## Your goal
In the records that follow, show each line where the word "more" is present.

(Collected data)
# # # # # # #
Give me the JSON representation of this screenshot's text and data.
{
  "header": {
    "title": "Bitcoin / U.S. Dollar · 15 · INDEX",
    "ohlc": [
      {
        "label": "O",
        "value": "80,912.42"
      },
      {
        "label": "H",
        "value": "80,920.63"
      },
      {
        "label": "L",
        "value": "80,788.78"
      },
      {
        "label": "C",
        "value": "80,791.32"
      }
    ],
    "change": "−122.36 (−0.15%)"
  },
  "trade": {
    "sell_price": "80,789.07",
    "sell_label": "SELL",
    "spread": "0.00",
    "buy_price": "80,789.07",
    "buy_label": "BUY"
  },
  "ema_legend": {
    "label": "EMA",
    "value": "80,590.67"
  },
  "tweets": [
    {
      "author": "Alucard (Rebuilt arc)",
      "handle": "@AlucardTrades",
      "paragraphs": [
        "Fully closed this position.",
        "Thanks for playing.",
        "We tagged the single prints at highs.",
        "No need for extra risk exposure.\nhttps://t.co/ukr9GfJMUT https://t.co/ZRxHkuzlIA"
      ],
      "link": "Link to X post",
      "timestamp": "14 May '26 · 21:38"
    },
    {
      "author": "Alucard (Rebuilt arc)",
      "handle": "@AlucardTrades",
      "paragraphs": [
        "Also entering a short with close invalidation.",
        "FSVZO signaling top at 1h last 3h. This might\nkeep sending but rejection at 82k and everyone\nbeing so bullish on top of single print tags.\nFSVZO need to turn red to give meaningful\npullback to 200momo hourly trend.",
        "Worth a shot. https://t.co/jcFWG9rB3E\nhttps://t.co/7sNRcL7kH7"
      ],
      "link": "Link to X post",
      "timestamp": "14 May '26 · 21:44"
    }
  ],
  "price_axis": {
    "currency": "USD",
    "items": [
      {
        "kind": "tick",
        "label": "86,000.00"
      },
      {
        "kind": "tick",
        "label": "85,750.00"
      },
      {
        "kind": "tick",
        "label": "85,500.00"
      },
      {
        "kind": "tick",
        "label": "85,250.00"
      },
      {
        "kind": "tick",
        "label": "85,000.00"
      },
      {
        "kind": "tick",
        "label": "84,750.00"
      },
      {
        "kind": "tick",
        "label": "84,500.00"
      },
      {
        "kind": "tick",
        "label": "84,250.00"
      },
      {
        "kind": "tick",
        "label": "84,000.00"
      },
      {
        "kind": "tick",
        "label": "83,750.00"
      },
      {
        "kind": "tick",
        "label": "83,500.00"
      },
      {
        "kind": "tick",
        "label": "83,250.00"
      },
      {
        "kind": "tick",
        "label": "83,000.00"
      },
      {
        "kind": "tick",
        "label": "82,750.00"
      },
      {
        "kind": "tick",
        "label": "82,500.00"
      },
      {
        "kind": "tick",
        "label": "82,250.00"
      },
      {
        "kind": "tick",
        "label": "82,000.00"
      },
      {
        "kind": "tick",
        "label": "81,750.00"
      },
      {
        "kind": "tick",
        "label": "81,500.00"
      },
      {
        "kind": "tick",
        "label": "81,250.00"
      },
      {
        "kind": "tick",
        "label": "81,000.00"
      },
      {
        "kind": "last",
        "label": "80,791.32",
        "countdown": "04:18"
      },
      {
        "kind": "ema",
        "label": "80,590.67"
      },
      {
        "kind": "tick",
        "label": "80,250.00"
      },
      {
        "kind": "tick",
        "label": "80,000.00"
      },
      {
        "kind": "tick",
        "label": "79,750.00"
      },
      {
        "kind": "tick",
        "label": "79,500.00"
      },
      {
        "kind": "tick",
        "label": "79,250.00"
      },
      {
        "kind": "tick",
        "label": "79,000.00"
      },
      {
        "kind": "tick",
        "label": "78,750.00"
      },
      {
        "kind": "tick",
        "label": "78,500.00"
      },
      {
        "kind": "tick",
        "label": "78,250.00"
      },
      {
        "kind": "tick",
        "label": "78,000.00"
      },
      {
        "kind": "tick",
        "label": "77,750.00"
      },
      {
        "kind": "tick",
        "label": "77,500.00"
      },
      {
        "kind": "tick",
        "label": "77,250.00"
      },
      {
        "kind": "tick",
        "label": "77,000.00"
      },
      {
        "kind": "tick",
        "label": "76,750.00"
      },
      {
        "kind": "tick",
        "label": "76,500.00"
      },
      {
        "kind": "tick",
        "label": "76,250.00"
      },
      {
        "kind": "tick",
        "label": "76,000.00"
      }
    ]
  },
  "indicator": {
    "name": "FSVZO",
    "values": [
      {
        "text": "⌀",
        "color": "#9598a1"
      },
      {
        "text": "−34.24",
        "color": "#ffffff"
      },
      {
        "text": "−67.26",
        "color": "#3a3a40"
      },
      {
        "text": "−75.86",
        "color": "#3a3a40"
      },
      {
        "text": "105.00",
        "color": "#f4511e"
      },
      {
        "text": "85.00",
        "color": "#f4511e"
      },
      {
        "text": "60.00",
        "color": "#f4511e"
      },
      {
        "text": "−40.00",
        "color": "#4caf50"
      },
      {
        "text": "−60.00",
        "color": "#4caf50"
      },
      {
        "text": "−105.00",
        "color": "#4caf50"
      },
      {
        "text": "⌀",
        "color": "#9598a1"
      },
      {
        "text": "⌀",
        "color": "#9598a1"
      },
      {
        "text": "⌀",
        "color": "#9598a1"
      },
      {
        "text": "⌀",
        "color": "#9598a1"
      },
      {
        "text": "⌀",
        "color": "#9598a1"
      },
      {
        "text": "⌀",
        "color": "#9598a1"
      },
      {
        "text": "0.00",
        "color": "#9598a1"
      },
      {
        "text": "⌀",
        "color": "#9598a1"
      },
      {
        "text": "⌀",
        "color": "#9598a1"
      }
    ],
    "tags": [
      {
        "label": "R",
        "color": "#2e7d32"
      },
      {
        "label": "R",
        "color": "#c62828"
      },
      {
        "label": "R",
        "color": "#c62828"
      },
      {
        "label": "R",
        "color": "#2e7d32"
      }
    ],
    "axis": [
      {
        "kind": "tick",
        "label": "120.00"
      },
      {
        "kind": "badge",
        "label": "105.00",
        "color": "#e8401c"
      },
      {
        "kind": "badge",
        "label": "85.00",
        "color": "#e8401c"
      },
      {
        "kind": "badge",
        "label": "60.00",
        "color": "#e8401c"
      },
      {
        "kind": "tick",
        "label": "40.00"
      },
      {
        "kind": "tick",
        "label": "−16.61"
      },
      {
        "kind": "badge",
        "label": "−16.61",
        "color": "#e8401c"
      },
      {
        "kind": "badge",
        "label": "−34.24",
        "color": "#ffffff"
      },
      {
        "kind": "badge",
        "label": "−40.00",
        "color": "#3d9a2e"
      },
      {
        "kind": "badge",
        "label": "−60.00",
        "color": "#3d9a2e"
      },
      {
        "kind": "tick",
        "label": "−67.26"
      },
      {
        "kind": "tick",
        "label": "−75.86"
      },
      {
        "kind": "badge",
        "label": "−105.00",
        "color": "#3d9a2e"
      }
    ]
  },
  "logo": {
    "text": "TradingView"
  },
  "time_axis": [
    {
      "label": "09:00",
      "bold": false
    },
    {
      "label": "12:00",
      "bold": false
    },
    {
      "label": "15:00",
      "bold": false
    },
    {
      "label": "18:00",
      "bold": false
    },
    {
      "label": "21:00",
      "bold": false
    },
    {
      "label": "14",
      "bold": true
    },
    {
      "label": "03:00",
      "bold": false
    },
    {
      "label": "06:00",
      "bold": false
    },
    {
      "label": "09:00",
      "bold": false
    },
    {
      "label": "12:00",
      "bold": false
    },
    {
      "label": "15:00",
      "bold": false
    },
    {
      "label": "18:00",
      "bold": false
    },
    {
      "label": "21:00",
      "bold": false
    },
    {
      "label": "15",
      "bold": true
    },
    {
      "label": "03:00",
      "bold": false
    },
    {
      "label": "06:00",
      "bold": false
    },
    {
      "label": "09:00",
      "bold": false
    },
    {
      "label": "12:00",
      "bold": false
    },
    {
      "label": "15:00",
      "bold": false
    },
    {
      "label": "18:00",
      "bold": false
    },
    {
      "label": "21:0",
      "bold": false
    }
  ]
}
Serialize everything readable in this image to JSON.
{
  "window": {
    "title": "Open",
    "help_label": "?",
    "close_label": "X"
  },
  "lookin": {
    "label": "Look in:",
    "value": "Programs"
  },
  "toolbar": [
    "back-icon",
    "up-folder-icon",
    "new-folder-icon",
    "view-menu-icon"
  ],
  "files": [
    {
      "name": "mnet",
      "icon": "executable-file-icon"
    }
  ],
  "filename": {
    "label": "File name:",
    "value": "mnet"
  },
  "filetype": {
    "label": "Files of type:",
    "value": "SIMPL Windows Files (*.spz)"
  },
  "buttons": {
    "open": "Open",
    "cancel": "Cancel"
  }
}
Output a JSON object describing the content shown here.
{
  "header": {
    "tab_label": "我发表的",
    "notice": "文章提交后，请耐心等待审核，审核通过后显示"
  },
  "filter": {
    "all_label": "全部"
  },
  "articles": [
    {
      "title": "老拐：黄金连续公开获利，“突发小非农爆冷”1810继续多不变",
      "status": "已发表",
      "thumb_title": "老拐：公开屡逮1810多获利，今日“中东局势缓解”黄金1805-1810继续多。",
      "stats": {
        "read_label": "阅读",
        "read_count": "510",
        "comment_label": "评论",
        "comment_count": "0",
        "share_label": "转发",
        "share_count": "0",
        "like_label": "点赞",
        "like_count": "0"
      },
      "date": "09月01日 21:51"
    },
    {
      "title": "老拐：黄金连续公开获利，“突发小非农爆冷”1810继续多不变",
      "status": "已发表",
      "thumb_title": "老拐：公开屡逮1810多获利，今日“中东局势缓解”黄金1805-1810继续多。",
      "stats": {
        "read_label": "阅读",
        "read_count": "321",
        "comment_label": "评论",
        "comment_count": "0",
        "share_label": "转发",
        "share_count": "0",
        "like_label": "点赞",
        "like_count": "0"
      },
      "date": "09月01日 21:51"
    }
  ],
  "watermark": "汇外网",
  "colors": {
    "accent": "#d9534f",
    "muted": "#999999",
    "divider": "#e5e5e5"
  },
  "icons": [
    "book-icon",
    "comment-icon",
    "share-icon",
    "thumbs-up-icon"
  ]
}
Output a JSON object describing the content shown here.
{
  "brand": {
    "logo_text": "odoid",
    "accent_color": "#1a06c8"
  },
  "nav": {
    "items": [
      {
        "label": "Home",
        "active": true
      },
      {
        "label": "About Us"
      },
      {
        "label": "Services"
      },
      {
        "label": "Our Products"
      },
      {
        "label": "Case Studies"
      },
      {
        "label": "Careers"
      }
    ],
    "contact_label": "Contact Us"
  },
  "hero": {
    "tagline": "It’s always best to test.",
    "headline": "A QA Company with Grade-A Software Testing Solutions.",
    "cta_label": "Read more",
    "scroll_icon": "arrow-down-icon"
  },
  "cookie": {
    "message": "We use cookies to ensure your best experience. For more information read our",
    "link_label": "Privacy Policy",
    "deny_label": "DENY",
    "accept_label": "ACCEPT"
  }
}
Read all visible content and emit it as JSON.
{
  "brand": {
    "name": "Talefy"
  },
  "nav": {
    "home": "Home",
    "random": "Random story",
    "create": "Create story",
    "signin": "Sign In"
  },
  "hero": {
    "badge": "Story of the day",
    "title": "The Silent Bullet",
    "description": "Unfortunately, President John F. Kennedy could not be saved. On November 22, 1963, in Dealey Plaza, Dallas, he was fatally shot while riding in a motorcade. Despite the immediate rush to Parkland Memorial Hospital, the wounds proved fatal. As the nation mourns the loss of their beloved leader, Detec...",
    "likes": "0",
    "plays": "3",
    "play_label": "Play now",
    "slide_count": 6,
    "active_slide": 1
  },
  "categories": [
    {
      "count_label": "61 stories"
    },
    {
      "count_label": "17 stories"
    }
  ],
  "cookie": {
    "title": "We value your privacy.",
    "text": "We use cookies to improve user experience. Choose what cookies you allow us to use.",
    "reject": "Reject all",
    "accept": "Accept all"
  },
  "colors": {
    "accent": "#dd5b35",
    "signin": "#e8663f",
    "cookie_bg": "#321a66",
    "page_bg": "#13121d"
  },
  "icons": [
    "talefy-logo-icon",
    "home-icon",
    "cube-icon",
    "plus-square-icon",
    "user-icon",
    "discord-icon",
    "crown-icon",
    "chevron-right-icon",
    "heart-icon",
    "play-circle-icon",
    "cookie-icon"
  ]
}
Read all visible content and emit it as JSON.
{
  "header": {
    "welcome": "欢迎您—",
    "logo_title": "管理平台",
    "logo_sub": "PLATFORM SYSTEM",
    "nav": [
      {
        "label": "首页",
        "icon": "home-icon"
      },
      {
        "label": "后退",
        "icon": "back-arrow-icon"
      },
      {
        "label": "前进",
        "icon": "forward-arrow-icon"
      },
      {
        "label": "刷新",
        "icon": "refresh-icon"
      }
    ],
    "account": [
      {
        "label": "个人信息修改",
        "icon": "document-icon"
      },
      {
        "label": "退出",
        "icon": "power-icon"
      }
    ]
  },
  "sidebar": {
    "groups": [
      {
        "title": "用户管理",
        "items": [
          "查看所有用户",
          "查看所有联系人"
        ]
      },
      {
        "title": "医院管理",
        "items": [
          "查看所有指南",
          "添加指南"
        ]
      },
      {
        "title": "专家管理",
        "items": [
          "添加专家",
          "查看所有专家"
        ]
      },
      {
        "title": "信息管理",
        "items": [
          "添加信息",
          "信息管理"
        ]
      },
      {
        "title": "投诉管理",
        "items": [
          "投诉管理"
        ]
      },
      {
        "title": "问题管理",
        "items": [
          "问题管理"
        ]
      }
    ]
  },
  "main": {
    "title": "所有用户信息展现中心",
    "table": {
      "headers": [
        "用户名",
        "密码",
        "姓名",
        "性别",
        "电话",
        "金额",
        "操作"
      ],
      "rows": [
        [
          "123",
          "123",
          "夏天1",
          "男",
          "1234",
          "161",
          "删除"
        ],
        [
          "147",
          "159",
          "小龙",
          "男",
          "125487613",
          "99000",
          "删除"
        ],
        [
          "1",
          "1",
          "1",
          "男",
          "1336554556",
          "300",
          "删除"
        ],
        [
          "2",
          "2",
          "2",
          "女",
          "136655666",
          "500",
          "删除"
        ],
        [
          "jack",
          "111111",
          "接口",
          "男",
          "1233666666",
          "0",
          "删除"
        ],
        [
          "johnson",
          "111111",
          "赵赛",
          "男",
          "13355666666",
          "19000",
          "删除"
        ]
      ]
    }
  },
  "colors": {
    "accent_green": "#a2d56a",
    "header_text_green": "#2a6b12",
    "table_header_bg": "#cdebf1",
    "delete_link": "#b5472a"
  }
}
# # # # # # #
## Written response
    "cta_label": "Read more",
    "message": "We use cookies to ensure your best experience. For more information read our",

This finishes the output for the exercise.